## YOUR INSTRUCTIONS:
Extract each line of the records below that contains the word "title".

(Stored dataset items)
— Start —

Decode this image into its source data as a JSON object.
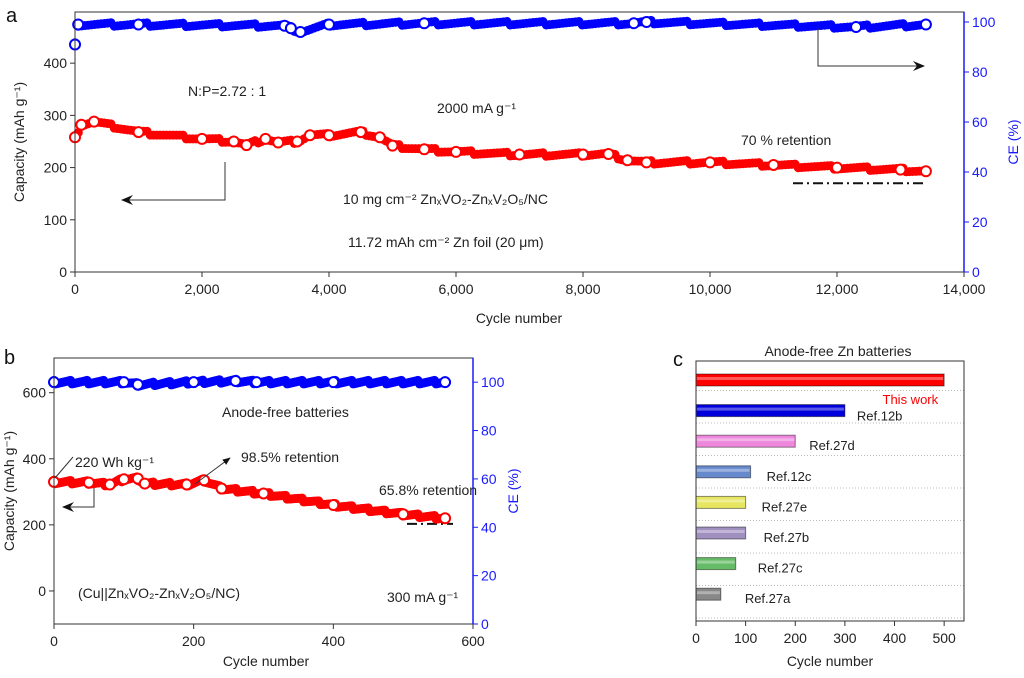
{
  "colors": {
    "capacity": "#ff0000",
    "ce": "#0000ff",
    "axis_right": "#1a1aff"
  },
  "chart_data": [
    {
      "panel": "a",
      "type": "scatter",
      "xlabel": "Cycle number",
      "ylabel": "Capacity (mAh g⁻¹)",
      "y2label": "CE (%)",
      "xlim": [
        0,
        14000
      ],
      "ylim": [
        0,
        498
      ],
      "y2lim": [
        0,
        104
      ],
      "xticks": [
        "0",
        "2,000",
        "4,000",
        "6,000",
        "8,000",
        "10,000",
        "12,000",
        "14,000"
      ],
      "xtick_values": [
        0,
        2000,
        4000,
        6000,
        8000,
        10000,
        12000,
        14000
      ],
      "yticks": [
        0,
        100,
        200,
        300,
        400
      ],
      "y2ticks": [
        0,
        20,
        40,
        60,
        80,
        100
      ],
      "annotations": {
        "np_ratio": "N:P=2.72 : 1",
        "current": "2000 mA g⁻¹",
        "retention": "70 % retention",
        "cathode": "10 mg cm⁻² ZnₓVO₂-ZnₓV₂O₅/NC",
        "anode": "11.72 mAh cm⁻² Zn foil (20 μm)"
      },
      "retention_line_value": 170,
      "series": [
        {
          "name": "Capacity",
          "axis": "left",
          "x": [
            0,
            100,
            300,
            1000,
            2000,
            2500,
            2700,
            3000,
            3200,
            3500,
            3700,
            4000,
            4500,
            4800,
            5000,
            5500,
            6000,
            7000,
            8000,
            8400,
            8700,
            9000,
            10000,
            11000,
            12000,
            13000,
            13400
          ],
          "y": [
            258,
            282,
            288,
            268,
            255,
            250,
            243,
            255,
            248,
            250,
            262,
            262,
            268,
            258,
            242,
            235,
            230,
            225,
            225,
            226,
            214,
            210,
            210,
            205,
            200,
            196,
            193
          ]
        },
        {
          "name": "CE",
          "axis": "right",
          "x": [
            0,
            50,
            1000,
            3300,
            3400,
            3550,
            4000,
            5500,
            8800,
            9000,
            12300,
            13400
          ],
          "y": [
            91,
            99,
            99,
            98.5,
            97.5,
            96,
            99,
            99.5,
            99.5,
            100,
            98,
            99
          ]
        }
      ]
    },
    {
      "panel": "b",
      "type": "scatter",
      "xlabel": "Cycle number",
      "ylabel": "Capacity (mAh g⁻¹)",
      "y2label": "CE (%)",
      "xlim": [
        0,
        600
      ],
      "ylim": [
        -100,
        705
      ],
      "y2lim": [
        0,
        110
      ],
      "xticks": [
        0,
        200,
        400,
        600
      ],
      "yticks": [
        0,
        200,
        400,
        600
      ],
      "y2ticks": [
        0,
        20,
        40,
        60,
        80,
        100
      ],
      "annotations": {
        "title": "Anode-free batteries",
        "energy": "220 Wh kg⁻¹",
        "retention_mid": "98.5% retention",
        "retention_end": "65.8% retention",
        "cell": "(Cu||ZnₓVO₂-ZnₓV₂O₅/NC)",
        "current": "300 mA g⁻¹"
      },
      "retention_line_value": 203,
      "series": [
        {
          "name": "Capacity",
          "axis": "left",
          "x": [
            0,
            50,
            80,
            100,
            120,
            130,
            190,
            215,
            240,
            300,
            400,
            500,
            560
          ],
          "y": [
            330,
            328,
            322,
            338,
            340,
            325,
            322,
            335,
            310,
            295,
            260,
            232,
            220
          ]
        },
        {
          "name": "CE",
          "axis": "right",
          "x": [
            0,
            100,
            120,
            200,
            260,
            290,
            400,
            560
          ],
          "y": [
            100,
            100,
            99,
            100,
            100.5,
            100,
            100,
            100
          ]
        }
      ]
    },
    {
      "panel": "c",
      "type": "bar",
      "orientation": "horizontal",
      "title": "Anode-free Zn batteries",
      "xlabel": "Cycle number",
      "xlim": [
        0,
        540
      ],
      "xticks": [
        0,
        100,
        200,
        300,
        400,
        500
      ],
      "categories": [
        "This work",
        "Ref.12b",
        "Ref.27d",
        "Ref.12c",
        "Ref.27e",
        "Ref.27b",
        "Ref.27c",
        "Ref.27a"
      ],
      "values": [
        500,
        300,
        200,
        110,
        100,
        100,
        80,
        50
      ],
      "bar_colors": [
        "#ff0000",
        "#0000dd",
        "#ee88dd",
        "#6688cc",
        "#e6e660",
        "#a090c0",
        "#66bb66",
        "#888888"
      ],
      "label_colors": [
        "#ff0000",
        "#222222",
        "#222222",
        "#222222",
        "#222222",
        "#222222",
        "#222222",
        "#222222"
      ]
    }
  ],
  "panel_labels": {
    "a": "a",
    "b": "b",
    "c": "c"
  }
}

— End —

## ANSWER BELOW:
        "title": "Anode-free batteries",
      "title": "Anode-free Zn batteries",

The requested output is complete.